#### The request:
All of the data below should be written out exactly.

#### Data section:
▼

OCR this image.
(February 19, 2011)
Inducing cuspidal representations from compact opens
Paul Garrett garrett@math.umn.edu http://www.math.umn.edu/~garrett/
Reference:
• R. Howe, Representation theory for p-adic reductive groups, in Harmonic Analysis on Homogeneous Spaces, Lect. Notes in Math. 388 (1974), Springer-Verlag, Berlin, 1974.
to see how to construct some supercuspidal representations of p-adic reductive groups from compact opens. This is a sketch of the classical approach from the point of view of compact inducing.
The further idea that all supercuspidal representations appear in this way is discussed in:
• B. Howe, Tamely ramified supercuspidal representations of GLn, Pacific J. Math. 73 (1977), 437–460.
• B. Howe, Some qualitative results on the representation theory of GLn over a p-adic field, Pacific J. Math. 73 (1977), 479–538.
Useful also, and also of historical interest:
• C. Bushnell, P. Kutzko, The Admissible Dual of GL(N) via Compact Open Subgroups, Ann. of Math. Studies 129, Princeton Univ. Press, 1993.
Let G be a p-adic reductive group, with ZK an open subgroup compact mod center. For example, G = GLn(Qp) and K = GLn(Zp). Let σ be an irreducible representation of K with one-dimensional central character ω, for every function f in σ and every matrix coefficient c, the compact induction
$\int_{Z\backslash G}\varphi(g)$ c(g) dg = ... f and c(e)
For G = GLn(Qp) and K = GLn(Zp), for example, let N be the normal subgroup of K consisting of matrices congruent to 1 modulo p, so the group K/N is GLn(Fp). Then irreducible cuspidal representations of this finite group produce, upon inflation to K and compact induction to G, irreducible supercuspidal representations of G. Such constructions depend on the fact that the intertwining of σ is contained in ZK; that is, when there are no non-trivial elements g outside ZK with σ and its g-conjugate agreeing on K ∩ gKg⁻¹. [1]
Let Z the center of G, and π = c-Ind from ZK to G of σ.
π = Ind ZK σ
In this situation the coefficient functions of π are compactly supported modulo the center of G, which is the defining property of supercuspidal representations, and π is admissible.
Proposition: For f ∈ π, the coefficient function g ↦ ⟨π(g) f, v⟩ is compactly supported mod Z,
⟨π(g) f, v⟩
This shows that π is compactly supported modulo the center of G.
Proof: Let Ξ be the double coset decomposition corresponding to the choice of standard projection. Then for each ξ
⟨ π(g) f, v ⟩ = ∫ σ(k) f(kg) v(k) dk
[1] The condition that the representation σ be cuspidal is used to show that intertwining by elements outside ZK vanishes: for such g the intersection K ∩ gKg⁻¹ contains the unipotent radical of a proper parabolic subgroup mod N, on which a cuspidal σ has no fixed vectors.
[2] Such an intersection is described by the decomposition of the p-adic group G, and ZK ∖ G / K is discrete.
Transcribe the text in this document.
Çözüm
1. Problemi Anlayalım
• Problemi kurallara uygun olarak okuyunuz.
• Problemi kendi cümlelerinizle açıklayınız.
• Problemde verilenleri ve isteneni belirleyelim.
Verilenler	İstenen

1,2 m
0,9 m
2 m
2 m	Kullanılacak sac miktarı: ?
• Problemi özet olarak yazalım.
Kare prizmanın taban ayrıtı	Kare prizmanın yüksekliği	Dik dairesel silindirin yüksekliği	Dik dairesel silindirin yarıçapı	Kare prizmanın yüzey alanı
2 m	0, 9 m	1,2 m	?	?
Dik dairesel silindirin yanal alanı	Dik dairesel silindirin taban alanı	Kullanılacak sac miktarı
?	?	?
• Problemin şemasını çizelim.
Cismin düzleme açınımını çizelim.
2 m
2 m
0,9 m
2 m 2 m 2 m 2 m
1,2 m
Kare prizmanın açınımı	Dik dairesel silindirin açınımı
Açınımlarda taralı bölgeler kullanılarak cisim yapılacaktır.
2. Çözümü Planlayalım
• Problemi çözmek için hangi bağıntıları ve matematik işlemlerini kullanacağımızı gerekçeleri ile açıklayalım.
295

▲

#### The reply:
OCR this image.
(February 19, 2011)
Inducing cuspidal representations from compact opens
Paul Garrett garrett@math.umn.edu http://www.math.umn.edu/~garrett/
Reference:
• R. Howe, Representation theory for p-adic reductive groups, in Harmonic Analysis on Homogeneous Spaces, Lect. Notes in Math. 388 (1974), Springer-Verlag, Berlin, 1974.
to see how to construct some supercuspidal representations of p-adic reductive groups from compact opens. This is a sketch of the classical approach from the point of view of compact inducing.
The further idea that all supercuspidal representations appear in this way is discussed in:
• B. Howe, Tamely ramified supercuspidal representations of GLn, Pacific J. Math. 73 (1977), 437–460.
• B. Howe, Some qualitative results on the representation theory of GLn over a p-adic field, Pacific J. Math. 73 (1977), 479–538.
Useful also, and also of historical interest:
• C. Bushnell, P. Kutzko, The Admissible Dual of GL(N) via Compact Open Subgroups, Ann. of Math. Studies 129, Princeton Univ. Press, 1993.
Let G be a p-adic reductive group, with ZK an open subgroup compact mod center. For example, G = GLn(Qp) and K = GLn(Zp). Let σ be an irreducible representation of K with one-dimensional central character ω, for every function f in σ and every matrix coefficient c, the compact induction
$\int_{Z\backslash G}\varphi(g)$ c(g) dg = ... f and c(e)
For G = GLn(Qp) and K = GLn(Zp), for example, let N be the normal subgroup of K consisting of matrices congruent to 1 modulo p, so the group K/N is GLn(Fp). Then irreducible cuspidal representations of this finite group produce, upon inflation to K and compact induction to G, irreducible supercuspidal representations of G. Such constructions depend on the fact that the intertwining of σ is contained in ZK; that is, when there are no non-trivial elements g outside ZK with σ and its g-conjugate agreeing on K ∩ gKg⁻¹. [1]
Let Z the center of G, and π = c-Ind from ZK to G of σ.
π = Ind ZK σ
In this situation the coefficient functions of π are compactly supported modulo the center of G, which is the defining property of supercuspidal representations, and π is admissible.
Proposition: For f ∈ π, the coefficient function g ↦ ⟨π(g) f, v⟩ is compactly supported mod Z,
⟨π(g) f, v⟩
This shows that π is compactly supported modulo the center of G.
Proof: Let Ξ be the double coset decomposition corresponding to the choice of standard projection. Then for each ξ
⟨ π(g) f, v ⟩ = ∫ σ(k) f(kg) v(k) dk
[1] The condition that the representation σ be cuspidal is used to show that intertwining by elements outside ZK vanishes: for such g the intersection K ∩ gKg⁻¹ contains the unipotent radical of a proper parabolic subgroup mod N, on which a cuspidal σ has no fixed vectors.
[2] Such an intersection is described by the decomposition of the p-adic group G, and ZK ∖ G / K is discrete.
Transcribe the text in this document.
Çözüm
1. Problemi Anlayalım
• Problemi kurallara uygun olarak okuyunuz.
• Problemi kendi cümlelerinizle açıklayınız.
• Problemde verilenleri ve isteneni belirleyelim.
Verilenler	İstenen

1,2 m
0,9 m
2 m
2 m	Kullanılacak sac miktarı: ?
• Problemi özet olarak yazalım.
Kare prizmanın taban ayrıtı	Kare prizmanın yüksekliği	Dik dairesel silindirin yüksekliği	Dik dairesel silindirin yarıçapı	Kare prizmanın yüzey alanı
2 m	0, 9 m	1,2 m	?	?
Dik dairesel silindirin yanal alanı	Dik dairesel silindirin taban alanı	Kullanılacak sac miktarı
?	?	?
• Problemin şemasını çizelim.
Cismin düzleme açınımını çizelim.
2 m
2 m
0,9 m
2 m 2 m 2 m 2 m
1,2 m
Kare prizmanın açınımı	Dik dairesel silindirin açınımı
Açınımlarda taralı bölgeler kullanılarak cisim yapılacaktır.
2. Çözümü Planlayalım
• Problemi çözmek için hangi bağıntıları ve matematik işlemlerini kullanacağımızı gerekçeleri ile açıklayalım.
295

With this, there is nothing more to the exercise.